STATED EXERCISE: Gather up all lines that carry the word "COATING".

— Begin —

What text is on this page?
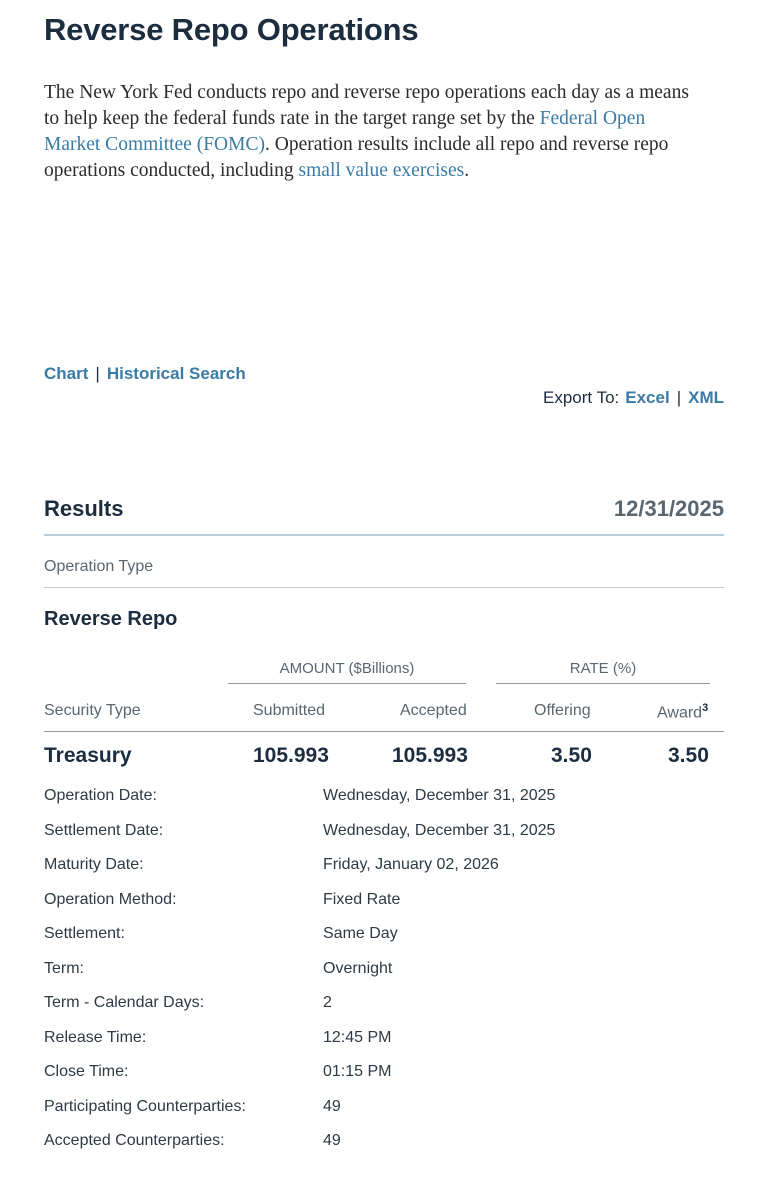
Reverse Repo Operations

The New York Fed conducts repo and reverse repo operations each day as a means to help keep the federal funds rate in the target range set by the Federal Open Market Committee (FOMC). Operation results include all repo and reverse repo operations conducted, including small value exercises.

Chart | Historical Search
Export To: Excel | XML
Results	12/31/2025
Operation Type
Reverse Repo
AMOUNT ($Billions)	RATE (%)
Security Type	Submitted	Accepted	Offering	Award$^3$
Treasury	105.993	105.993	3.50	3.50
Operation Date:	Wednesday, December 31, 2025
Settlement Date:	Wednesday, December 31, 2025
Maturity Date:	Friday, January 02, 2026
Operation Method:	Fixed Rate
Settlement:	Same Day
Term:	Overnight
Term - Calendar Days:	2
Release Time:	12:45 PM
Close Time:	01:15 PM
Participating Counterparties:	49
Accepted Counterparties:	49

— End —
— Begin —

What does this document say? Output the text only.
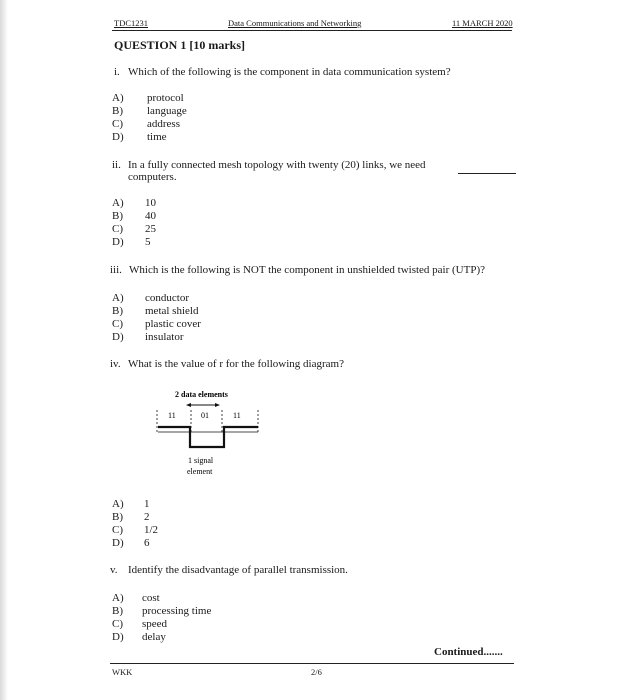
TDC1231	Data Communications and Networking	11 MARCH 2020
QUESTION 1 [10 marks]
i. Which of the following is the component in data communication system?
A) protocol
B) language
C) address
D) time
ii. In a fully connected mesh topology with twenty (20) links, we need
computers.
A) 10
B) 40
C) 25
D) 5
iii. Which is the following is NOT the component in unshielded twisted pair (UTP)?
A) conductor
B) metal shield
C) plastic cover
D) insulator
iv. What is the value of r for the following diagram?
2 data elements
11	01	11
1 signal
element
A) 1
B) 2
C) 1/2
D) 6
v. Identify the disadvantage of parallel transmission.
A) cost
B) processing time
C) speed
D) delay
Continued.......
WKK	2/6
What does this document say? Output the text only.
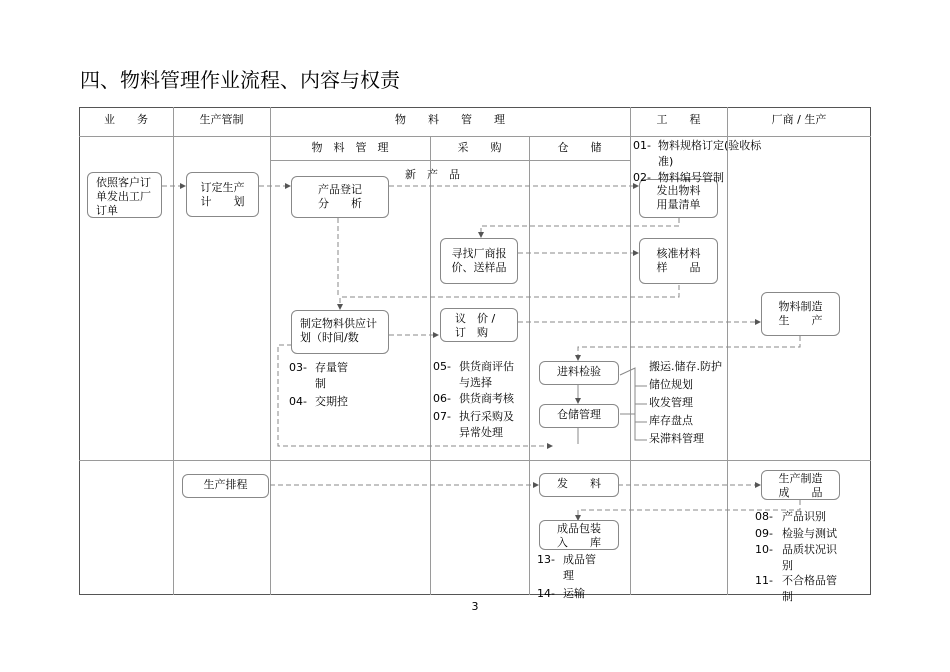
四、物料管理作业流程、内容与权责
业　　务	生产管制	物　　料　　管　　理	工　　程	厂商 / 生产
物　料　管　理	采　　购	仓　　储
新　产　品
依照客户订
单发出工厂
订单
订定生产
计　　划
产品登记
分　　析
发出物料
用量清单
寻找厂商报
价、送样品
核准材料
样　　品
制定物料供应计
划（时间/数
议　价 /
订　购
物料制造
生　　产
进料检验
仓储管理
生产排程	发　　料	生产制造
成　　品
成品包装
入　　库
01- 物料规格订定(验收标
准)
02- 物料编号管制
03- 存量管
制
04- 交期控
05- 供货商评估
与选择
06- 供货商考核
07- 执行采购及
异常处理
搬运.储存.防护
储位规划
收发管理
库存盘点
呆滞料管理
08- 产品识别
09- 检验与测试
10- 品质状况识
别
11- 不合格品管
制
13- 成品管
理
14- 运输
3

— End —
— Begin —

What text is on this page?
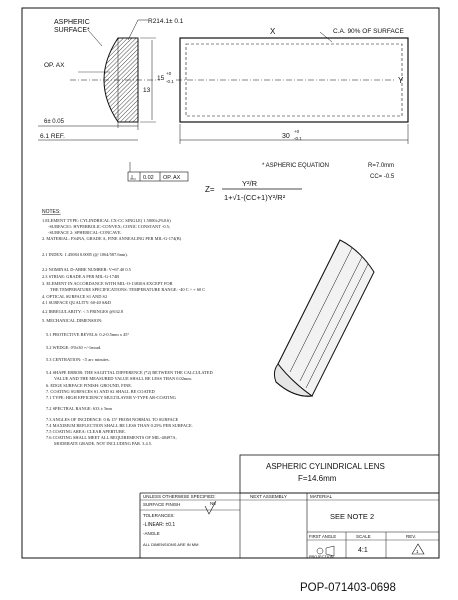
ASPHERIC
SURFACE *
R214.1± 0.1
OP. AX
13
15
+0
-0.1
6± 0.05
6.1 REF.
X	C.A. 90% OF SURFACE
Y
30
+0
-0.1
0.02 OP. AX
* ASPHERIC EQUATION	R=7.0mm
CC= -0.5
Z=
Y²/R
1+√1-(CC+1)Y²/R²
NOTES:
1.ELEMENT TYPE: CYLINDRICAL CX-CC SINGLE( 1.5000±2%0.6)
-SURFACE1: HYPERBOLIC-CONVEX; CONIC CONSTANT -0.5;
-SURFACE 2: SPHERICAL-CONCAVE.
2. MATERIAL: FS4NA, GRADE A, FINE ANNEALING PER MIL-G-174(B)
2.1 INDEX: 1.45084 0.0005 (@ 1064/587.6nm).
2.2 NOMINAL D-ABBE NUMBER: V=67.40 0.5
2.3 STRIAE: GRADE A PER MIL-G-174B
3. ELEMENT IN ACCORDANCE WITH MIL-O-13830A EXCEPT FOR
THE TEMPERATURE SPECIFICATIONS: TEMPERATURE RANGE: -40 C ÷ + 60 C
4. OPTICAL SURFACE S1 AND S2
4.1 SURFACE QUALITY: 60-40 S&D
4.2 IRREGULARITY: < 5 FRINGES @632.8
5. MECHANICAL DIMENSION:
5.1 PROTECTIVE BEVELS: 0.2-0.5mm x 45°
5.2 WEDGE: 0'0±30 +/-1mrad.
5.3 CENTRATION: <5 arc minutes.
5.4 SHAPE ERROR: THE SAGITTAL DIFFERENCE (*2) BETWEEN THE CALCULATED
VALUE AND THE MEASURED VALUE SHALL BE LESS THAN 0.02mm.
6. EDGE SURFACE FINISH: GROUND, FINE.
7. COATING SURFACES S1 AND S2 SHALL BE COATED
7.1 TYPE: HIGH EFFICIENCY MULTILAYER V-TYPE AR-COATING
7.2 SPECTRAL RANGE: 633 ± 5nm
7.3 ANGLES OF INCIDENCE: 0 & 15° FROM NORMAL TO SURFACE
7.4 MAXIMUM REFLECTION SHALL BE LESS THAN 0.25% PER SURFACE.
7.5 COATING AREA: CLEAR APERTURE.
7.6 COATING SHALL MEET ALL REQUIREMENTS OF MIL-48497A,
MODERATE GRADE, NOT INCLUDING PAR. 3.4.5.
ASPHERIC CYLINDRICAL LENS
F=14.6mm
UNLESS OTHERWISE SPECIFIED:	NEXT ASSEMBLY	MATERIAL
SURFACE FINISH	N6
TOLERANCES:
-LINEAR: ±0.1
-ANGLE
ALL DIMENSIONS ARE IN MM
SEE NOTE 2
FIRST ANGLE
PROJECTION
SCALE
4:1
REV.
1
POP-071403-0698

— End —

OUTPUT:
7. COATING SURFACES S1 AND S2 SHALL BE COATED
7.1 TYPE: HIGH EFFICIENCY MULTILAYER V-TYPE AR-COATING
7.5 COATING AREA: CLEAR APERTURE.
7.6 COATING SHALL MEET ALL REQUIREMENTS OF MIL-48497A,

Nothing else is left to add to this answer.